- [What the task asks] Omit every picture, then give all the entries again exactly.

-*-*-

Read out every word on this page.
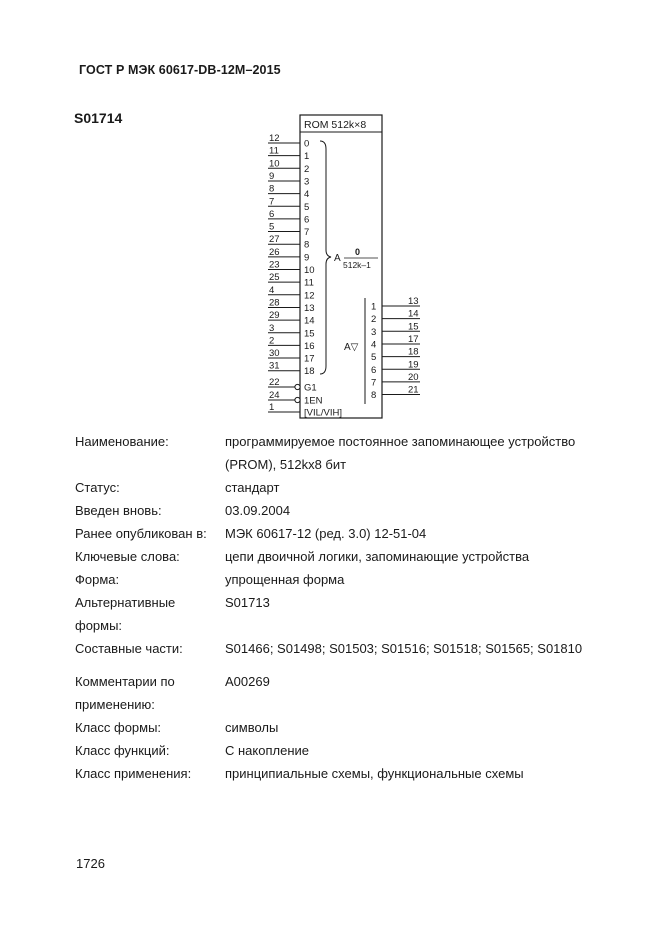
ГОСТ Р МЭК 60617-DB-12M–2015
S01714	ROM 512k×8
A
0
512k–1
A▽
12	0
11	1
10	2
9	3
8	4
7	5
6	6
5	7
27	8
26	9
23	10
25	11
4	12
28	13
29	14
3	15
2	16
30	17
31	18
22	G1
24	1EN
1	[VIL/VIH]
1	13
2	14
3	15
4	17
5	18
6	19
7	20
8	21
Наименование:	программируемое постоянное запоминающее устройство
(PROM), 512kx8 бит
Статус:	стандарт
Введен вновь:	03.09.2004
Ранее опубликован в:	МЭК 60617-12 (ред. 3.0) 12-51-04
Ключевые слова:	цепи двоичной логики, запоминающие устройства
Форма:	упрощенная форма
Альтернативные
формы:
S01713
Составные части:	S01466; S01498; S01503; S01516; S01518; S01565; S01810
Комментарии по
применению:
A00269
Класс формы:	символы
Класс функций:	С накопление
Класс применения:	принципиальные схемы, функциональные схемы
1726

-*-*-

- [Output]
Read out every word on this page.
ГОСТ Р МЭК 60617-DB-12M–2015
S01714	ROM 512k×8
A
0
512k–1
A▽
12	0
11	1
10	2
9	3
8	4
7	5
6	6
5	7
27	8
26	9
23	10
25	11
4	12
28	13
29	14
3	15
2	16
30	17
31	18
22	G1
24	1EN
1	[VIL/VIH]
1	13
2	14
3	15
4	17
5	18
6	19
7	20
8	21
Наименование:	программируемое постоянное запоминающее устройство
(PROM), 512kx8 бит
Статус:	стандарт
Введен вновь:	03.09.2004
Ранее опубликован в:	МЭК 60617-12 (ред. 3.0) 12-51-04
Ключевые слова:	цепи двоичной логики, запоминающие устройства
Форма:	упрощенная форма
Альтернативные
формы:
S01713
Составные части:	S01466; S01498; S01503; S01516; S01518; S01565; S01810
Комментарии по
применению:
A00269
Класс формы:	символы
Класс функций:	С накопление
Класс применения:	принципиальные схемы, функциональные схемы
1726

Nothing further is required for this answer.